▶ **GIVEN TASK**: Answer with nothing but a number: how many lines include the word "imádkozzuk"?

▶ **DATA EXTRACT**:
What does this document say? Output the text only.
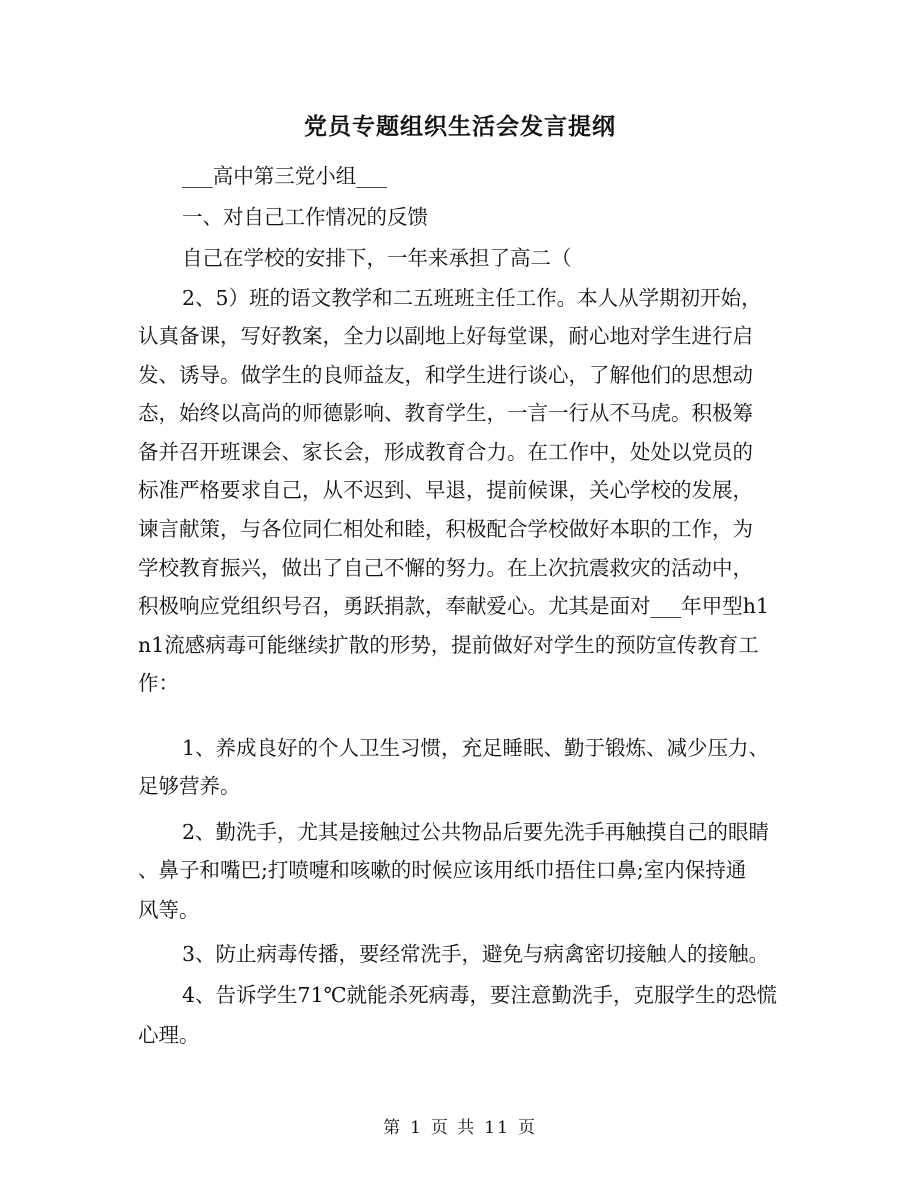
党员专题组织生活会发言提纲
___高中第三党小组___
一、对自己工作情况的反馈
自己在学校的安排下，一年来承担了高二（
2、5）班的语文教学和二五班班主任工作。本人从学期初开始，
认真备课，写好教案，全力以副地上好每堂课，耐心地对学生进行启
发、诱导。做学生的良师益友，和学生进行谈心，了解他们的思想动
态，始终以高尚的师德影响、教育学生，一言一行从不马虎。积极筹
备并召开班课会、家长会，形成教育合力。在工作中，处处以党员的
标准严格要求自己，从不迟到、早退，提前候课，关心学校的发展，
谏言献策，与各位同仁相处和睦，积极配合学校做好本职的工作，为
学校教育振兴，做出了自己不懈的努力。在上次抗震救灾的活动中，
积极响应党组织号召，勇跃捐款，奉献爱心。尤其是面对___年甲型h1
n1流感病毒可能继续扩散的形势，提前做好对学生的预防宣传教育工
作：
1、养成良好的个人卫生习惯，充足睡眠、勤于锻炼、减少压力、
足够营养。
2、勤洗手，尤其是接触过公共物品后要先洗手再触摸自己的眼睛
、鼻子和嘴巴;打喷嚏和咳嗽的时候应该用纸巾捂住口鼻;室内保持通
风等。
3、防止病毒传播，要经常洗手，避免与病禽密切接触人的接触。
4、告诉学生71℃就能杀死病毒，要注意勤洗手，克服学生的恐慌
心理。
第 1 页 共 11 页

==

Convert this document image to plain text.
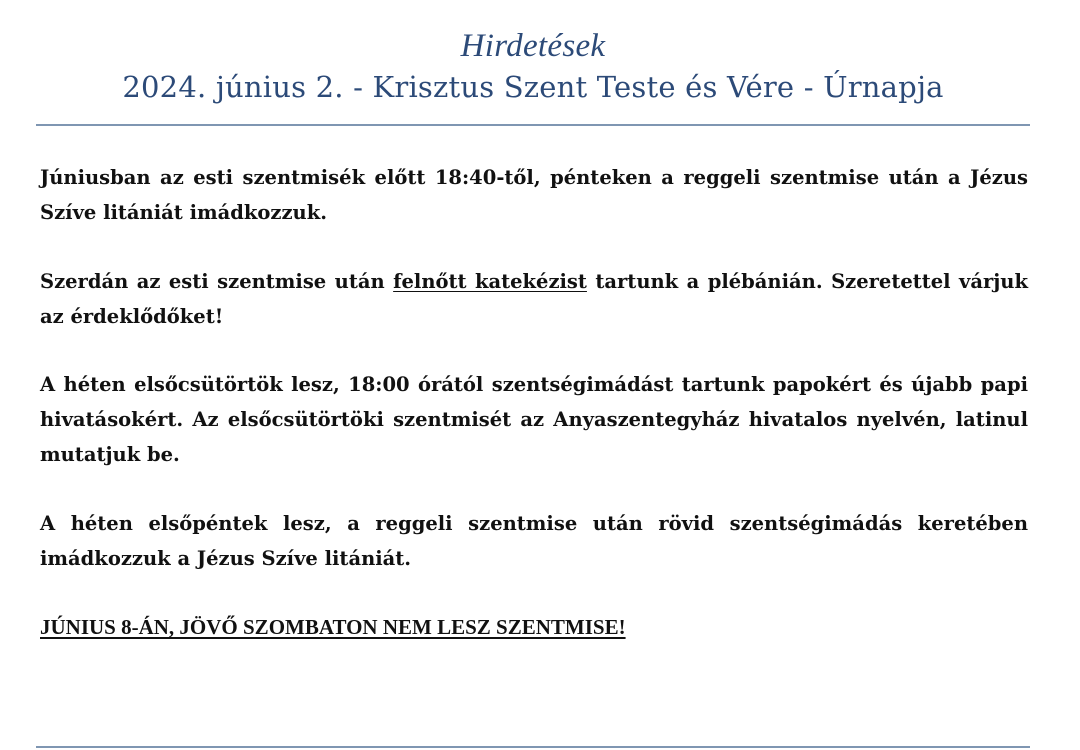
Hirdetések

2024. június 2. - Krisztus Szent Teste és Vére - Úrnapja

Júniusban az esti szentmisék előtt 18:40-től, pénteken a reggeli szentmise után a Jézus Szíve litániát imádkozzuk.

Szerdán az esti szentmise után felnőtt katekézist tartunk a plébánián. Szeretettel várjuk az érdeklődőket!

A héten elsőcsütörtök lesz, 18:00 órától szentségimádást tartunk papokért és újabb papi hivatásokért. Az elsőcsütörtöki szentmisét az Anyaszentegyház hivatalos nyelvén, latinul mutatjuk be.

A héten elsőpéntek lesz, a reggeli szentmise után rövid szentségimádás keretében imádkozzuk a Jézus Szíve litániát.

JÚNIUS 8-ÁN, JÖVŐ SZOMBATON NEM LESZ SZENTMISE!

▶ **ANSWER TO THIS PROBLEM**: 2